(Dataset listings of figures)
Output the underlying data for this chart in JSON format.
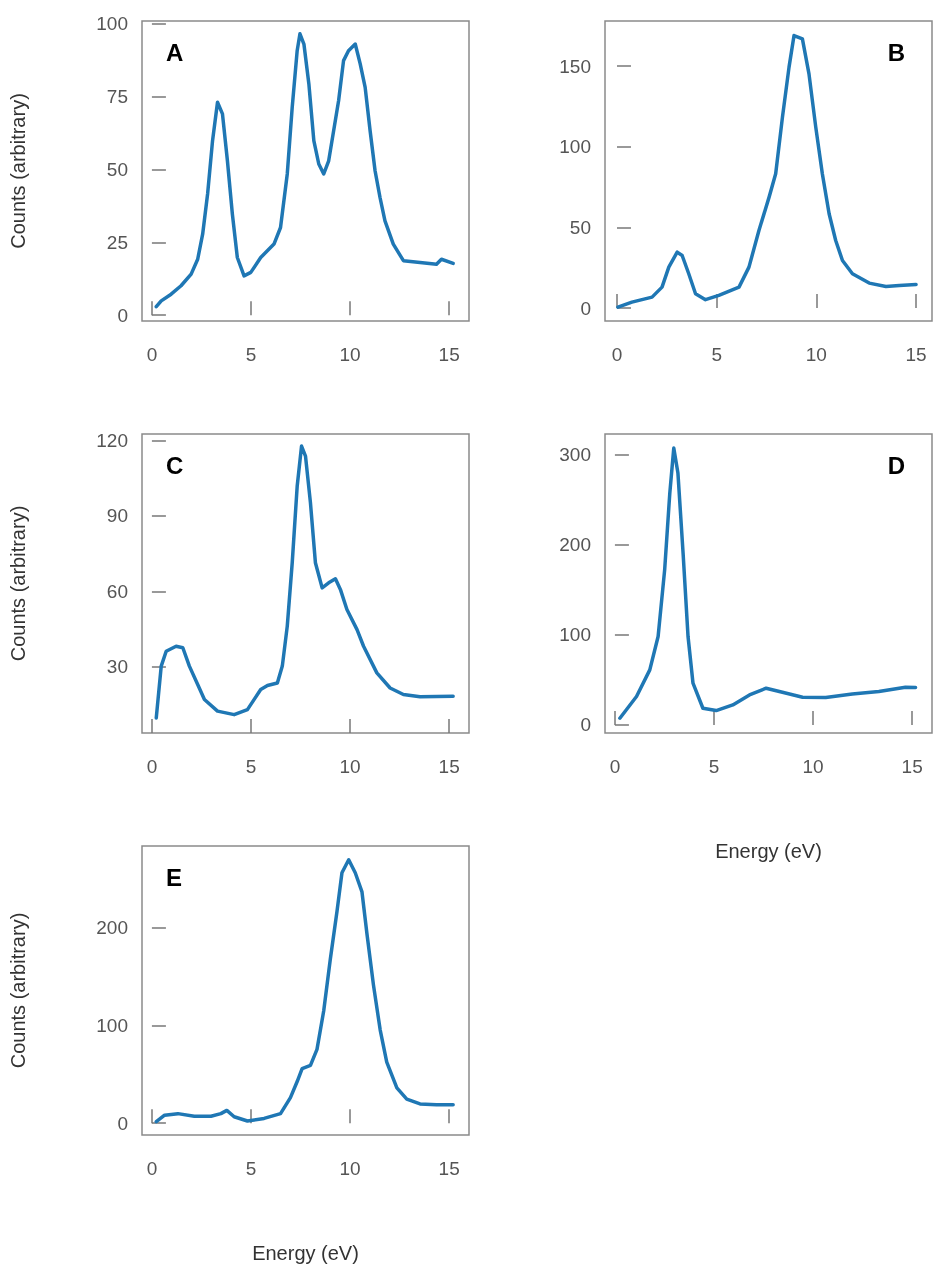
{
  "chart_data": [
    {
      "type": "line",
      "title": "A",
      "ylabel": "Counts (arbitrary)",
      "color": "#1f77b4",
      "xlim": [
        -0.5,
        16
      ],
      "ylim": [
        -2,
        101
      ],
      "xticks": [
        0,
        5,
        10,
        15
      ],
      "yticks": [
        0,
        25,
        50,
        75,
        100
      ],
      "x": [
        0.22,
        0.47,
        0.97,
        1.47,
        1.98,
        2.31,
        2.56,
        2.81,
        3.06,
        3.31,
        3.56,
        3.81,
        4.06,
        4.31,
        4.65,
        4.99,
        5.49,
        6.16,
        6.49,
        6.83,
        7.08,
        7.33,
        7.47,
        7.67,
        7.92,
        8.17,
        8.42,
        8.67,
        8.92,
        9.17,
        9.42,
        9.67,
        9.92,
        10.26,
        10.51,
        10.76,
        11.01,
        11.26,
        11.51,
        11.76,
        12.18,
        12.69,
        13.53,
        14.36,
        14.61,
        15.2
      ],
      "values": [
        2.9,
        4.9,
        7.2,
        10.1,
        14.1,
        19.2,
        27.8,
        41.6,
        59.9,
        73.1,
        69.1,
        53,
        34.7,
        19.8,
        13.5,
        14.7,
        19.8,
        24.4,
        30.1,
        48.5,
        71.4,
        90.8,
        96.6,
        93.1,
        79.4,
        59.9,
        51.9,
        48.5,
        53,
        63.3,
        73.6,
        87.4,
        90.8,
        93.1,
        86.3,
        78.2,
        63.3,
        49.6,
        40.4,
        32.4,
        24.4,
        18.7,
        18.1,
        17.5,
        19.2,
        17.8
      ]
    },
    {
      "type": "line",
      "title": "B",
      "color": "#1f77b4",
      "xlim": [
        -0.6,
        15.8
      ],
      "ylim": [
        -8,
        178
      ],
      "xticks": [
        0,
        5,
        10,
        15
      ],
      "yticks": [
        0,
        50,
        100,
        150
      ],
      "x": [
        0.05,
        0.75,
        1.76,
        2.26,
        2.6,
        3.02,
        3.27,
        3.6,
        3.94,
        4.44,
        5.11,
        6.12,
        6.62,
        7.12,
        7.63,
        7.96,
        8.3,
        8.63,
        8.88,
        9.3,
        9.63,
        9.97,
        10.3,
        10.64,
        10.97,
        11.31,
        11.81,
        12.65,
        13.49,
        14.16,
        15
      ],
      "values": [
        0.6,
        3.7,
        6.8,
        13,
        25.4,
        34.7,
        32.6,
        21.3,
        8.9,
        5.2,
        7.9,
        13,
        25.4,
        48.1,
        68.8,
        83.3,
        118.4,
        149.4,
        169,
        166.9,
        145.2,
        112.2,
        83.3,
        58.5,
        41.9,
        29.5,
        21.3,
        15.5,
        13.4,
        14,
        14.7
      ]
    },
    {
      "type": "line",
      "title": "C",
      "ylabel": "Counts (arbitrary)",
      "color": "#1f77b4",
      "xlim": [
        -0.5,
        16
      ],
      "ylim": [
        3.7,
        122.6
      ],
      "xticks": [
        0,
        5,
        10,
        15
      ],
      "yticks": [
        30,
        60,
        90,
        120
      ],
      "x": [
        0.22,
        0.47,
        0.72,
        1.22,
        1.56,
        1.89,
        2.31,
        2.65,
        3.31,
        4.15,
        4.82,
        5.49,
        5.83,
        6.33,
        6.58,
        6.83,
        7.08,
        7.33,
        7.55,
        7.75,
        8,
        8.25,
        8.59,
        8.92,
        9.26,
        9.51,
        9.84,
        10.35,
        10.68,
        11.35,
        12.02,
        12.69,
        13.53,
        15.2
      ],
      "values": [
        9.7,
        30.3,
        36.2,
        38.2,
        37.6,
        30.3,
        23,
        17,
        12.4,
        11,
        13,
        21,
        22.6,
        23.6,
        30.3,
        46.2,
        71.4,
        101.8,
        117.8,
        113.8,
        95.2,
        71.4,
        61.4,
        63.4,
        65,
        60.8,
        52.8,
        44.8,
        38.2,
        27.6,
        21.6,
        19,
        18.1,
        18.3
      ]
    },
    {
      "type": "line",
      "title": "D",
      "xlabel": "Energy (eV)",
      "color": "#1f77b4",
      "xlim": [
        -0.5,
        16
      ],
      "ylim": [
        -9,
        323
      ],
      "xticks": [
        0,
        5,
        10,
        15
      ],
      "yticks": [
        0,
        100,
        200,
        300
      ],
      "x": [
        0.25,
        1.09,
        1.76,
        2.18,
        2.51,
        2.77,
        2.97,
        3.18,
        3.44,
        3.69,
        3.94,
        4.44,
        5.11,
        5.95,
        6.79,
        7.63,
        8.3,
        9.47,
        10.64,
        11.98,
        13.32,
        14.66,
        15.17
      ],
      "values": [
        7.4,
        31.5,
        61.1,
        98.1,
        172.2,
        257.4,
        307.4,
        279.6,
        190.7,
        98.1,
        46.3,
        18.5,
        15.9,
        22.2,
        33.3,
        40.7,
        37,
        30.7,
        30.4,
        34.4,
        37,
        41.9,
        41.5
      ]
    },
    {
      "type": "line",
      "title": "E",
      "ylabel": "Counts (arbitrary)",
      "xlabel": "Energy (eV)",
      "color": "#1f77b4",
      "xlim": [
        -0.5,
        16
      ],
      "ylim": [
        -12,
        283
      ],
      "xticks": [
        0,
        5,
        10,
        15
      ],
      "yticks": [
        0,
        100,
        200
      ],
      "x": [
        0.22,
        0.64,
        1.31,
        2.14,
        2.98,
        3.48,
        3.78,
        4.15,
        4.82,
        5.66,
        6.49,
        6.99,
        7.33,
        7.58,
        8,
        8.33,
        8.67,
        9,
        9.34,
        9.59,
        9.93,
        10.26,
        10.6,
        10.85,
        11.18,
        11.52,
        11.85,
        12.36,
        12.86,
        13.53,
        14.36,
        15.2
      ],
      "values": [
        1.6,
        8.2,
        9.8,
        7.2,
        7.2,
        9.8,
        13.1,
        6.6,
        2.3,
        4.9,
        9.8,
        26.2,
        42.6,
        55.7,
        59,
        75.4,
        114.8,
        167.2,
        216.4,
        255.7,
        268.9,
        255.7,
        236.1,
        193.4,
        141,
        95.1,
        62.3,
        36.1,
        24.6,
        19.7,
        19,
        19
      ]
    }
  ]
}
--
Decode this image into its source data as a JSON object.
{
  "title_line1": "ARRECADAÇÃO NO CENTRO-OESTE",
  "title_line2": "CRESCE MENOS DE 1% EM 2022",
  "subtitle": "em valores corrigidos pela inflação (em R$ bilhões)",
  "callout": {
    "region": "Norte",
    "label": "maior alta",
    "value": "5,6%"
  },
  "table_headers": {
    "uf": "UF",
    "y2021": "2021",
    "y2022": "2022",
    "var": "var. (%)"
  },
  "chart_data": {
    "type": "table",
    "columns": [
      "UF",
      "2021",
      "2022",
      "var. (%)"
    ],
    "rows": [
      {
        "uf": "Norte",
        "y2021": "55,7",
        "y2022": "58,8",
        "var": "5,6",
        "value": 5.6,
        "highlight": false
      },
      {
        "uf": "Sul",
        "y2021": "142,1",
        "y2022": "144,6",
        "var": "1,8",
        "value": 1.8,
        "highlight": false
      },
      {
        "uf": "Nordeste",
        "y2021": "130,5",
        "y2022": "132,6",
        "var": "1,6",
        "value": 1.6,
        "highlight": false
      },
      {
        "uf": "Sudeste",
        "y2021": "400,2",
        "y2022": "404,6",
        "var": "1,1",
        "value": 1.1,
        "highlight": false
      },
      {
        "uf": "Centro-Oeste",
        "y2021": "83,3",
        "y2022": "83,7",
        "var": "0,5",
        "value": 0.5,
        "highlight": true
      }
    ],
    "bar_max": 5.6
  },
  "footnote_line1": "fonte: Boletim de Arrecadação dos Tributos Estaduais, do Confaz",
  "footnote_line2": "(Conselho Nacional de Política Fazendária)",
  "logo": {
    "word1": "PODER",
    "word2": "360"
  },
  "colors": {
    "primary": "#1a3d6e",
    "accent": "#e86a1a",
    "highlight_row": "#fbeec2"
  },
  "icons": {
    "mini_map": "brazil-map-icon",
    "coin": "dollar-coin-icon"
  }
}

● **Problem to solve**:
Scan the listing above. Gather each line that contains the word "this".

● **Task answer**:
Output the underlying data for this chart in JSON format.
Decode this image into its source data as a JSON object.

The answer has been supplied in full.